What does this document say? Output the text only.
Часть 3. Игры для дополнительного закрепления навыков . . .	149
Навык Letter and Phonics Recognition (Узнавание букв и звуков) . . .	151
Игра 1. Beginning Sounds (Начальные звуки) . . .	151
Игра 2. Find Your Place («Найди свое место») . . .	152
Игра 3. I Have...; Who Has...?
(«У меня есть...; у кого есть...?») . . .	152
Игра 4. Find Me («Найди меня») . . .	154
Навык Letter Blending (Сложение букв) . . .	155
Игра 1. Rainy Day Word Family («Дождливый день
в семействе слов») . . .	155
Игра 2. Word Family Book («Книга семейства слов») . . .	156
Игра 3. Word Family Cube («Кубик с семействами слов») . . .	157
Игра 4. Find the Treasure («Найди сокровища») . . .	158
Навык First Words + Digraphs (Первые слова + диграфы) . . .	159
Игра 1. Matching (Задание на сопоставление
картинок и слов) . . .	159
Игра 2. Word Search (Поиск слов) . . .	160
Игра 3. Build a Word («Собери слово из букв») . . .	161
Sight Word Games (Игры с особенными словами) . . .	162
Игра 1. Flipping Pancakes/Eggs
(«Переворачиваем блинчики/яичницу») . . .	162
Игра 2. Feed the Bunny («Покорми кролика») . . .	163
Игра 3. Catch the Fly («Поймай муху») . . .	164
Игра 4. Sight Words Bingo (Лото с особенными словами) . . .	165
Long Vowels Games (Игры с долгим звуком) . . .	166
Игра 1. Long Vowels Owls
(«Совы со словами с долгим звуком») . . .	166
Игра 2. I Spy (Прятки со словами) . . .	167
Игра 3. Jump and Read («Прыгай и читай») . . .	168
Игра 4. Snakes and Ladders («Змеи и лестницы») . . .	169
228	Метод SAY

+ + + + + + +

Description of the task:
Keep only those lines of the records that hold "букв", and return them.

Solved exercise:
Навык Letter and Phonics Recognition (Узнавание букв и звуков) . . .	151
Навык Letter Blending (Сложение букв) . . .	155
Игра 3. Build a Word («Собери слово из букв») . . .	161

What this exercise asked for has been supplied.